■ **YOUR INSTRUCTIONS**
Reproduce the following material exactly, including every line.

Figure data in JSON:
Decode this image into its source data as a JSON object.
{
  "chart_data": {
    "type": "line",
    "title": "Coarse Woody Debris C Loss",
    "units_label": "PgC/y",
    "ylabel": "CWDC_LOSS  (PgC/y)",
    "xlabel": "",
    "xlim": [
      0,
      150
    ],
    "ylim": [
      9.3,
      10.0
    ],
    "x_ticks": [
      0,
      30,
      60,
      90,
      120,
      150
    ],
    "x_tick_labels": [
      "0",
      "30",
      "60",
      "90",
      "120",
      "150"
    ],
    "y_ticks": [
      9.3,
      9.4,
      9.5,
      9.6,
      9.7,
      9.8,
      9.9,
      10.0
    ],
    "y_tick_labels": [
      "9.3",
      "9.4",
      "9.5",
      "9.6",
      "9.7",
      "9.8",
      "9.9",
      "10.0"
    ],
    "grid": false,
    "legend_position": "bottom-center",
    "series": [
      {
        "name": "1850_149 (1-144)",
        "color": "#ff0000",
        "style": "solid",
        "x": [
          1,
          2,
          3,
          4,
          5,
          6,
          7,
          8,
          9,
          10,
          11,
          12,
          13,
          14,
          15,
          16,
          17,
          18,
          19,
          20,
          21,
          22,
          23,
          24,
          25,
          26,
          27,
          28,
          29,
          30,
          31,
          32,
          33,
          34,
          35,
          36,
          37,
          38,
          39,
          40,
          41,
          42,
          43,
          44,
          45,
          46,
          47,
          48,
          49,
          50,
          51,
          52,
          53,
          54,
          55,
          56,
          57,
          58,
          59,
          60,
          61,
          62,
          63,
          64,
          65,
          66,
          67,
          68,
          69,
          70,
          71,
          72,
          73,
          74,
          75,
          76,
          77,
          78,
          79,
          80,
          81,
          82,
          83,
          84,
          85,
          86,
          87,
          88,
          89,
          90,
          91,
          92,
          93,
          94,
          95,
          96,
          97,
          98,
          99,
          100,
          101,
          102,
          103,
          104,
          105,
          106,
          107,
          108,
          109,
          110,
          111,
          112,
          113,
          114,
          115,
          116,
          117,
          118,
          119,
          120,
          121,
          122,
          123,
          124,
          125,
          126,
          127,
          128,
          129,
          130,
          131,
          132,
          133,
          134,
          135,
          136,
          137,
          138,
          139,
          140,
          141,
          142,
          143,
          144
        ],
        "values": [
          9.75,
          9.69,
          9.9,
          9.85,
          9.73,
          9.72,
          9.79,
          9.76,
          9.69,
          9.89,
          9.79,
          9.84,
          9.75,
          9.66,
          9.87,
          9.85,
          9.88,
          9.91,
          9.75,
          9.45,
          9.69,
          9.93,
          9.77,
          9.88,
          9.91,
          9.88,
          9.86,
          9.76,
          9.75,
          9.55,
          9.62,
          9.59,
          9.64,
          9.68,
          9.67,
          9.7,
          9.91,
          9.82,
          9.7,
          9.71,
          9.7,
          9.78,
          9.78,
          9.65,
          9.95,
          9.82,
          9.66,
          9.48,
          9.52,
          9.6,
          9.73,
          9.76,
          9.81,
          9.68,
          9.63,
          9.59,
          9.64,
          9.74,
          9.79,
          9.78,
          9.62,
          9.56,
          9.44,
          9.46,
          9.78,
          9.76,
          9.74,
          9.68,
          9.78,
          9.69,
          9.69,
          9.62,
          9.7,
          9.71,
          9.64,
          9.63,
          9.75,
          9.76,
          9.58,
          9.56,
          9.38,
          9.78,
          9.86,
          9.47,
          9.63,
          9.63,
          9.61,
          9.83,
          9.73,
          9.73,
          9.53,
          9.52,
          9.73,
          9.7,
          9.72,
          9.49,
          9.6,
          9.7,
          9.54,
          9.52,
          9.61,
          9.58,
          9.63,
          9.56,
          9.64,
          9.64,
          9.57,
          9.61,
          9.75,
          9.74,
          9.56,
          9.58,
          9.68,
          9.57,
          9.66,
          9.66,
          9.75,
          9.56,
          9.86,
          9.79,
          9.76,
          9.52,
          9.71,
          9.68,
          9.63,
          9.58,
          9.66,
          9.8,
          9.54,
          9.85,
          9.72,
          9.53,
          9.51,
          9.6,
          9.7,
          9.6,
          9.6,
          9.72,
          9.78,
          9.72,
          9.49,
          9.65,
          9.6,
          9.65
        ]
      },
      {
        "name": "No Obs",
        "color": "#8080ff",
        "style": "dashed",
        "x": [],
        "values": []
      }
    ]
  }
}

■ **FINAL RESULT**
Decode this image into its source data as a JSON object.
{
  "chart_data": {
    "type": "line",
    "title": "Coarse Woody Debris C Loss",
    "units_label": "PgC/y",
    "ylabel": "CWDC_LOSS  (PgC/y)",
    "xlabel": "",
    "xlim": [
      0,
      150
    ],
    "ylim": [
      9.3,
      10.0
    ],
    "x_ticks": [
      0,
      30,
      60,
      90,
      120,
      150
    ],
    "x_tick_labels": [
      "0",
      "30",
      "60",
      "90",
      "120",
      "150"
    ],
    "y_ticks": [
      9.3,
      9.4,
      9.5,
      9.6,
      9.7,
      9.8,
      9.9,
      10.0
    ],
    "y_tick_labels": [
      "9.3",
      "9.4",
      "9.5",
      "9.6",
      "9.7",
      "9.8",
      "9.9",
      "10.0"
    ],
    "grid": false,
    "legend_position": "bottom-center",
    "series": [
      {
        "name": "1850_149 (1-144)",
        "color": "#ff0000",
        "style": "solid",
        "x": [
          1,
          2,
          3,
          4,
          5,
          6,
          7,
          8,
          9,
          10,
          11,
          12,
          13,
          14,
          15,
          16,
          17,
          18,
          19,
          20,
          21,
          22,
          23,
          24,
          25,
          26,
          27,
          28,
          29,
          30,
          31,
          32,
          33,
          34,
          35,
          36,
          37,
          38,
          39,
          40,
          41,
          42,
          43,
          44,
          45,
          46,
          47,
          48,
          49,
          50,
          51,
          52,
          53,
          54,
          55,
          56,
          57,
          58,
          59,
          60,
          61,
          62,
          63,
          64,
          65,
          66,
          67,
          68,
          69,
          70,
          71,
          72,
          73,
          74,
          75,
          76,
          77,
          78,
          79,
          80,
          81,
          82,
          83,
          84,
          85,
          86,
          87,
          88,
          89,
          90,
          91,
          92,
          93,
          94,
          95,
          96,
          97,
          98,
          99,
          100,
          101,
          102,
          103,
          104,
          105,
          106,
          107,
          108,
          109,
          110,
          111,
          112,
          113,
          114,
          115,
          116,
          117,
          118,
          119,
          120,
          121,
          122,
          123,
          124,
          125,
          126,
          127,
          128,
          129,
          130,
          131,
          132,
          133,
          134,
          135,
          136,
          137,
          138,
          139,
          140,
          141,
          142,
          143,
          144
        ],
        "values": [
          9.75,
          9.69,
          9.9,
          9.85,
          9.73,
          9.72,
          9.79,
          9.76,
          9.69,
          9.89,
          9.79,
          9.84,
          9.75,
          9.66,
          9.87,
          9.85,
          9.88,
          9.91,
          9.75,
          9.45,
          9.69,
          9.93,
          9.77,
          9.88,
          9.91,
          9.88,
          9.86,
          9.76,
          9.75,
          9.55,
          9.62,
          9.59,
          9.64,
          9.68,
          9.67,
          9.7,
          9.91,
          9.82,
          9.7,
          9.71,
          9.7,
          9.78,
          9.78,
          9.65,
          9.95,
          9.82,
          9.66,
          9.48,
          9.52,
          9.6,
          9.73,
          9.76,
          9.81,
          9.68,
          9.63,
          9.59,
          9.64,
          9.74,
          9.79,
          9.78,
          9.62,
          9.56,
          9.44,
          9.46,
          9.78,
          9.76,
          9.74,
          9.68,
          9.78,
          9.69,
          9.69,
          9.62,
          9.7,
          9.71,
          9.64,
          9.63,
          9.75,
          9.76,
          9.58,
          9.56,
          9.38,
          9.78,
          9.86,
          9.47,
          9.63,
          9.63,
          9.61,
          9.83,
          9.73,
          9.73,
          9.53,
          9.52,
          9.73,
          9.7,
          9.72,
          9.49,
          9.6,
          9.7,
          9.54,
          9.52,
          9.61,
          9.58,
          9.63,
          9.56,
          9.64,
          9.64,
          9.57,
          9.61,
          9.75,
          9.74,
          9.56,
          9.58,
          9.68,
          9.57,
          9.66,
          9.66,
          9.75,
          9.56,
          9.86,
          9.79,
          9.76,
          9.52,
          9.71,
          9.68,
          9.63,
          9.58,
          9.66,
          9.8,
          9.54,
          9.85,
          9.72,
          9.53,
          9.51,
          9.6,
          9.7,
          9.6,
          9.6,
          9.72,
          9.78,
          9.72,
          9.49,
          9.65,
          9.6,
          9.65
        ]
      },
      {
        "name": "No Obs",
        "color": "#8080ff",
        "style": "dashed",
        "x": [],
        "values": []
      }
    ]
  }
}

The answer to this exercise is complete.